§ Directive
Look through the material below. Copy every line with the string "Litecoin" in it.

§ Input records
....................

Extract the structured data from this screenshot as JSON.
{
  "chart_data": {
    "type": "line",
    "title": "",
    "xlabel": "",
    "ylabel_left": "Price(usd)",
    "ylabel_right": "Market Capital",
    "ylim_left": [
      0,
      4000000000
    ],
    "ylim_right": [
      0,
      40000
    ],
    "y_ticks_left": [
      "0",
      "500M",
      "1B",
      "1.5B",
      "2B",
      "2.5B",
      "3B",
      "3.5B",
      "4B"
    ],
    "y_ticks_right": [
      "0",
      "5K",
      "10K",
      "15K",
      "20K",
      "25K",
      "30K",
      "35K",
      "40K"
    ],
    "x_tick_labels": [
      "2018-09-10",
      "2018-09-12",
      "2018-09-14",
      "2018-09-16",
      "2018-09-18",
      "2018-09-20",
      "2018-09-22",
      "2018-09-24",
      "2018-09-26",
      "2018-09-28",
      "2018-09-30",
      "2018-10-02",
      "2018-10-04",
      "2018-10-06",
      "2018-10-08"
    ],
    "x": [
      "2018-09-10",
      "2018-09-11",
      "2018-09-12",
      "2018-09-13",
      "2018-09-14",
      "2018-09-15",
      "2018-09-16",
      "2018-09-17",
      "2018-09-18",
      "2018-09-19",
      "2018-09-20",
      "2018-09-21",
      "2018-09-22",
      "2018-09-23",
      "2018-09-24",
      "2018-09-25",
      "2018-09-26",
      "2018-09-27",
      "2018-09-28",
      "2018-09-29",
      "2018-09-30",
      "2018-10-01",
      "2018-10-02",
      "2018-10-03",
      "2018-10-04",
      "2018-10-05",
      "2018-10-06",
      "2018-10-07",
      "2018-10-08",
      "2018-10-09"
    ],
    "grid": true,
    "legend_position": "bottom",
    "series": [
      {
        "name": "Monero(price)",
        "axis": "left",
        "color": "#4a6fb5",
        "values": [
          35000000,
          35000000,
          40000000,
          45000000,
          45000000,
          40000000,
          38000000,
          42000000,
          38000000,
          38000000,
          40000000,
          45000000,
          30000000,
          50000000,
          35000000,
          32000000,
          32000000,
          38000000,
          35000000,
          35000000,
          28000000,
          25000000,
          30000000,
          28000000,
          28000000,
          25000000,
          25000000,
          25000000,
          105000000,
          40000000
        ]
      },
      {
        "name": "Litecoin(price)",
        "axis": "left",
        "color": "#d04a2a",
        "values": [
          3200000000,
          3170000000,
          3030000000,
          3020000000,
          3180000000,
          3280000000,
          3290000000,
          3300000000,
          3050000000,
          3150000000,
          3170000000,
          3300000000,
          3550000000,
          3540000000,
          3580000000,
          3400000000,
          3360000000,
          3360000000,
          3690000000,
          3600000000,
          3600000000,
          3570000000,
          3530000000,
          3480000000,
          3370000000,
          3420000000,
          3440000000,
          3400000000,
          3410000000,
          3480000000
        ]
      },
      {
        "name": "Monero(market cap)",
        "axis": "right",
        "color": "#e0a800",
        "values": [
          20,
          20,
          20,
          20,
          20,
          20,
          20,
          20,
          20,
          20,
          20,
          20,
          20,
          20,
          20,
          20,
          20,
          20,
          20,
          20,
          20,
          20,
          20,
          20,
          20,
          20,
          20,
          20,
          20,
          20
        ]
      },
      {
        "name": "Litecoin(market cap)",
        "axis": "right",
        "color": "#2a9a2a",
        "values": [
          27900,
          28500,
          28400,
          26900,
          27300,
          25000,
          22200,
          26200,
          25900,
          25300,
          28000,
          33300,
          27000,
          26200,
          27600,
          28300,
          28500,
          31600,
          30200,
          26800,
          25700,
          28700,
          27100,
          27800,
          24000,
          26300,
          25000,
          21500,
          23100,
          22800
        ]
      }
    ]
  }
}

....................

§ Output of the task
        "name": "Litecoin(price)",
        "name": "Litecoin(market cap)",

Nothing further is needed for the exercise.